● **GIVEN TASK**: Repeat each entry as written and leave the images out of the copy.

## START EXERCISE INPUTS

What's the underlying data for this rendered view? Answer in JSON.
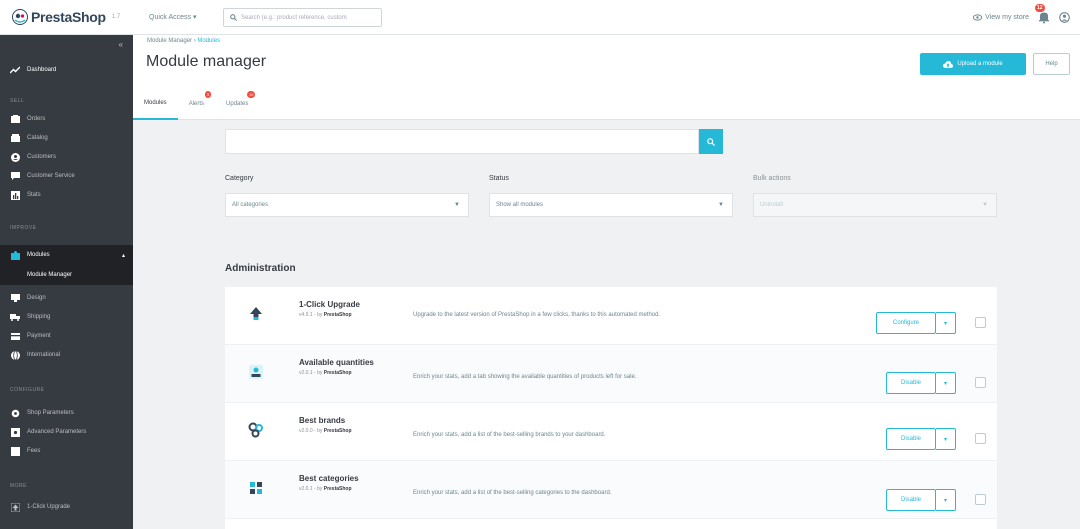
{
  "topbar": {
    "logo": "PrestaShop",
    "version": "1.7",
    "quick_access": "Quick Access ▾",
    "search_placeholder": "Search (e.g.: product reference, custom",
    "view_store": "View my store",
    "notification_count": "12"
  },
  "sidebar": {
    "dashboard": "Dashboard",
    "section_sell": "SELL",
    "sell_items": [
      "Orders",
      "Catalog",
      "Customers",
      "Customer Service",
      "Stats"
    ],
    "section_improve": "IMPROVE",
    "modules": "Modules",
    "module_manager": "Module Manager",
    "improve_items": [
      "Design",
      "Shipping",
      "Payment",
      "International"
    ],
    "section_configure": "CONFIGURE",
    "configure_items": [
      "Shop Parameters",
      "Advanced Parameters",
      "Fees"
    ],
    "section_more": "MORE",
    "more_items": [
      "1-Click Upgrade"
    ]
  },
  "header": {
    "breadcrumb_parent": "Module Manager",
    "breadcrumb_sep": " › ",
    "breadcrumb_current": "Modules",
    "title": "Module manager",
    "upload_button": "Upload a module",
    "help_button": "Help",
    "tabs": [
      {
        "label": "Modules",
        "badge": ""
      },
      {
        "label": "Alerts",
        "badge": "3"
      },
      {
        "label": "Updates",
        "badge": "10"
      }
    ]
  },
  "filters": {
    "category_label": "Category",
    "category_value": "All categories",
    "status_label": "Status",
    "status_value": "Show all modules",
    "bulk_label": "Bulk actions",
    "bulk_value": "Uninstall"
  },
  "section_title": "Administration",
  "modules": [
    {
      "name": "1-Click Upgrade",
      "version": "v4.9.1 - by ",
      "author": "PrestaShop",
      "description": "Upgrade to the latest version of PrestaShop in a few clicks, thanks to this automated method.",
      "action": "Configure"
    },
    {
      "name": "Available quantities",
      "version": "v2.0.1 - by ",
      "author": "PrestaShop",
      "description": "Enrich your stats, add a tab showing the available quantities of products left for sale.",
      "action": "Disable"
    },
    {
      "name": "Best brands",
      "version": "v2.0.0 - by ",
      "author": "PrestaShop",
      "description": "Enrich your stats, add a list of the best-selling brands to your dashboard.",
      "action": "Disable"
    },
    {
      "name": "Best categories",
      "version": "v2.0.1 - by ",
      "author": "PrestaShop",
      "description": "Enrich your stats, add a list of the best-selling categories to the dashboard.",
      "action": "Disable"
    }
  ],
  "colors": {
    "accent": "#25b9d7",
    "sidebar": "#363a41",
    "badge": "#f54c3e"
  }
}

## END EXERCISE INPUTS

● **PROBLEM SOLUTION**:
What's the underlying data for this rendered view? Answer in JSON.
{
  "topbar": {
    "logo": "PrestaShop",
    "version": "1.7",
    "quick_access": "Quick Access ▾",
    "search_placeholder": "Search (e.g.: product reference, custom",
    "view_store": "View my store",
    "notification_count": "12"
  },
  "sidebar": {
    "dashboard": "Dashboard",
    "section_sell": "SELL",
    "sell_items": [
      "Orders",
      "Catalog",
      "Customers",
      "Customer Service",
      "Stats"
    ],
    "section_improve": "IMPROVE",
    "modules": "Modules",
    "module_manager": "Module Manager",
    "improve_items": [
      "Design",
      "Shipping",
      "Payment",
      "International"
    ],
    "section_configure": "CONFIGURE",
    "configure_items": [
      "Shop Parameters",
      "Advanced Parameters",
      "Fees"
    ],
    "section_more": "MORE",
    "more_items": [
      "1-Click Upgrade"
    ]
  },
  "header": {
    "breadcrumb_parent": "Module Manager",
    "breadcrumb_sep": " › ",
    "breadcrumb_current": "Modules",
    "title": "Module manager",
    "upload_button": "Upload a module",
    "help_button": "Help",
    "tabs": [
      {
        "label": "Modules",
        "badge": ""
      },
      {
        "label": "Alerts",
        "badge": "3"
      },
      {
        "label": "Updates",
        "badge": "10"
      }
    ]
  },
  "filters": {
    "category_label": "Category",
    "category_value": "All categories",
    "status_label": "Status",
    "status_value": "Show all modules",
    "bulk_label": "Bulk actions",
    "bulk_value": "Uninstall"
  },
  "section_title": "Administration",
  "modules": [
    {
      "name": "1-Click Upgrade",
      "version": "v4.9.1 - by ",
      "author": "PrestaShop",
      "description": "Upgrade to the latest version of PrestaShop in a few clicks, thanks to this automated method.",
      "action": "Configure"
    },
    {
      "name": "Available quantities",
      "version": "v2.0.1 - by ",
      "author": "PrestaShop",
      "description": "Enrich your stats, add a tab showing the available quantities of products left for sale.",
      "action": "Disable"
    },
    {
      "name": "Best brands",
      "version": "v2.0.0 - by ",
      "author": "PrestaShop",
      "description": "Enrich your stats, add a list of the best-selling brands to your dashboard.",
      "action": "Disable"
    },
    {
      "name": "Best categories",
      "version": "v2.0.1 - by ",
      "author": "PrestaShop",
      "description": "Enrich your stats, add a list of the best-selling categories to the dashboard.",
      "action": "Disable"
    }
  ],
  "colors": {
    "accent": "#25b9d7",
    "sidebar": "#363a41",
    "badge": "#f54c3e"
  }
}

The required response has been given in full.